Introdução: Aniela Jaffé

“A dra. Jolande Jacobi, umas das colaboradoras de C.G. Jung, propôs que essa tarefa me fosse confiada. Todos nós sabíamos perfeitamente que não seria uma tarefa simples, pois era bastante conhecida a aversão de Jung de se expor e à sua vida aos olhos do mundo. Assim, depois de muita hesitação, resolveu conceder-me uma tarde por semana para abordarmos juntos esse trabalho. Isso foi um privilégio, dado seu intenso programa de trabalho e sua idade avançada.

Algum tempo depois dessa sua resolução, anotei as seguintes palavras de Jung: “Escrever um livro é sempre para mim uma confrontação com o destino. Existe no ato da criação alguma coisa de imprevisível que é de antemão impossível fixar nem prever. Assim, esta autobiografia já toma um rumo diferente daquele que eu a princípio imaginara. É por necessidade que escrevo minhas primeiras lembranças e um só dia de abstenção já me causa mal-estar físico. Assim que recomeço ele desaparece e meu espírito retorna à lucidez.”

(Registros armazenados)
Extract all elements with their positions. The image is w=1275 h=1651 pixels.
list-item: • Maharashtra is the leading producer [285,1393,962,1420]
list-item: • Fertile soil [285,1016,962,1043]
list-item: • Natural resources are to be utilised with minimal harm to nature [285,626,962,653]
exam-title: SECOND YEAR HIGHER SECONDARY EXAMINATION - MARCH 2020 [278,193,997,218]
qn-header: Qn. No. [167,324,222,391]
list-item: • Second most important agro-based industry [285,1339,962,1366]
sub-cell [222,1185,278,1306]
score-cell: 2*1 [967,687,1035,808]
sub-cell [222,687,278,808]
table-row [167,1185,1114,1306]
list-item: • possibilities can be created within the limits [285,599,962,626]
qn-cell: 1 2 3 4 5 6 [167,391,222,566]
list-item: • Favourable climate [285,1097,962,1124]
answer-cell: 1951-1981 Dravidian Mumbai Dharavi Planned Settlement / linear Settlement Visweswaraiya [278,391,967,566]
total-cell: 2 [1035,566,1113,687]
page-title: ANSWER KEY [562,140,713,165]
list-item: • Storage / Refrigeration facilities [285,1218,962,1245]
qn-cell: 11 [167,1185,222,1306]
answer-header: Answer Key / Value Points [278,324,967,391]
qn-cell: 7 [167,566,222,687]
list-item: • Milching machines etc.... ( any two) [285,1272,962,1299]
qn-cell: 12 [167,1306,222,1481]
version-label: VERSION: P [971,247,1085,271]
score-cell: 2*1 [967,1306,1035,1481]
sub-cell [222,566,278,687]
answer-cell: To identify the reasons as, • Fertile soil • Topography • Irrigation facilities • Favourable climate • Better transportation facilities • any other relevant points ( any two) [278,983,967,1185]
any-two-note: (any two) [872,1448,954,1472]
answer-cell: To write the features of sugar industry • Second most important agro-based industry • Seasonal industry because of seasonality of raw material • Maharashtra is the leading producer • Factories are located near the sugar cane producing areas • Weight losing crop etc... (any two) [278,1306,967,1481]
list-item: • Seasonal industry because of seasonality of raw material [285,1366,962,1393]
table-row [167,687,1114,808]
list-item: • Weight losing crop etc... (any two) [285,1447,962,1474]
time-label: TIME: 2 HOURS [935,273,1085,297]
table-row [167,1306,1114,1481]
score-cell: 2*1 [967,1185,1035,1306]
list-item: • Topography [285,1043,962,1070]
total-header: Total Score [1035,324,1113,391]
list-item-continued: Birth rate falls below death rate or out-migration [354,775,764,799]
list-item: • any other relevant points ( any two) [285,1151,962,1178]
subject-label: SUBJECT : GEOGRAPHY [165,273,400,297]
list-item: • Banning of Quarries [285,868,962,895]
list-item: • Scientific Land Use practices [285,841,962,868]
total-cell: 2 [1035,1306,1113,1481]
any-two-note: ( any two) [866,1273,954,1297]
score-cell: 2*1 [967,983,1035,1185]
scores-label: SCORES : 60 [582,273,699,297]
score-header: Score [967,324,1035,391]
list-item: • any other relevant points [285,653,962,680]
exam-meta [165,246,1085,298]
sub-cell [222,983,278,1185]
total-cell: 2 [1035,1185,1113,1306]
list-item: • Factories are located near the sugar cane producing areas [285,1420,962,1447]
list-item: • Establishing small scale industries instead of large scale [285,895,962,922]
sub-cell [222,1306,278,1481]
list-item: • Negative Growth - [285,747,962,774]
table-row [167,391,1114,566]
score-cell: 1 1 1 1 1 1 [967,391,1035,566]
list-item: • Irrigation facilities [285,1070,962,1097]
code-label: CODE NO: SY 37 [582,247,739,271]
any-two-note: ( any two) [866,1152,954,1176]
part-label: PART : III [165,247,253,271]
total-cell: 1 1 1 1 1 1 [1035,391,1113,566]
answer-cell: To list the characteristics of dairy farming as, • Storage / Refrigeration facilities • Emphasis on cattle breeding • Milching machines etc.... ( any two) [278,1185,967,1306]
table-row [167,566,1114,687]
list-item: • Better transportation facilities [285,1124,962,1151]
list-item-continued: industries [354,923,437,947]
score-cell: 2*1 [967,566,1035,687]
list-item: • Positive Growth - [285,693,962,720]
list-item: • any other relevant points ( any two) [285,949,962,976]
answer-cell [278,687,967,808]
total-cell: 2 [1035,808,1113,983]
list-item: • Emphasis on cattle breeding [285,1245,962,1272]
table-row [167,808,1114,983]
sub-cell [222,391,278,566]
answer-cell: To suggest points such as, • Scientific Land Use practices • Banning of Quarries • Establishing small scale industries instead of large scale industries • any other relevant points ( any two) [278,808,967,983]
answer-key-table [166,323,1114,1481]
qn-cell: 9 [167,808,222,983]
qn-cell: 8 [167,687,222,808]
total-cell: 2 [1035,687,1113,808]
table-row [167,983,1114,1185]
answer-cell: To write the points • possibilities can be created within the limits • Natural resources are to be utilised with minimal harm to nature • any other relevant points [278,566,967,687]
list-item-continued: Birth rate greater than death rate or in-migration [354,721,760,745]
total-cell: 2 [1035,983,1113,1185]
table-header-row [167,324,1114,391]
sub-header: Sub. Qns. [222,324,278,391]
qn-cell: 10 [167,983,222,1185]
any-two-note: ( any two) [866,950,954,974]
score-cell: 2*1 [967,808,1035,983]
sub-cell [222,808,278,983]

▶ [TAREFA PROPOSTA A]
Responda com base na introdução sobre a autobiografia de Jung:
(i) Quem propôs que a tarefa fosse confiada a quem narra?
(ii) Quanto tempo por semana Jung reservou para o trabalho em conjunto?
(iii) Segundo as palavras de Jung, o que ele sente depois de um só dia sem escrever?
▶ [TAREFA PROPOSTA B]
Retome a introdução sobre a autobiografia de Jung e escreva a continuação logo depois da última frase.

▶ [RESULTADO DO EXERCÍCIO A]
(i) A dra. Jolande Jacobi, uma das colaboradoras de C.G. Jung.
(ii) Uma tarde por semana.
(iii) Mal-estar físico.

▶ [RESULTADO DO EXERCÍCIO B]
A conversa ou o relato espontâneo têm um caráter de improvisação que determina o tom desta autobiografia. Em suas páginas, tanto a vida como a obra de Jung são apenas fugidiamente mencionadas. Mas o livro veicula a atmosfera de seu universo espiritual, revelando as vivências de um homem para o qual a alma sempre significou a realidade mais autêntica. Em vão interroguei Jung acerca de acontecimentos de sua vida exterior; só a essência espiritual do que vivemos era para ele inesquecível e digna de ser contada.

“O destino quer — como sempre quis — que na minha vida todo o exterior seja acidental e que só o interior represente algo de substancial e determinante. É assim que todas as lembranças de acontecimentos exteriores empalideceram; mas talvez nunca tenham representado algo de essencial, ou apenas o foram na medida em que o coincidiram com as fases do meu desenvolvimento interior.”

“Conversei com muitos homens famosos de meu tempo, com os grandes da ciência e política, com exploradores, artistas, escritores, príncipes e eminentes financistas, mas confesso sinceramente que poucos desses encontros representaram para mim um acontecimento marcante. Éramos como navios que se saudavam em alto-mar, cada qual baixando sua bandeira. Em sua maioria, essas pessoas tinham alguma solicitação a fazer-me, que não posso nem devo mencionar. Assim, embora sejam personalidades importantes aos olhos do mundo, não deixaram marcas na minha lembrança. Tais encontros não tiveram consequências profundas; foram desprovidos de uma verdadeira importância e empalideceram rapidamente.

(…)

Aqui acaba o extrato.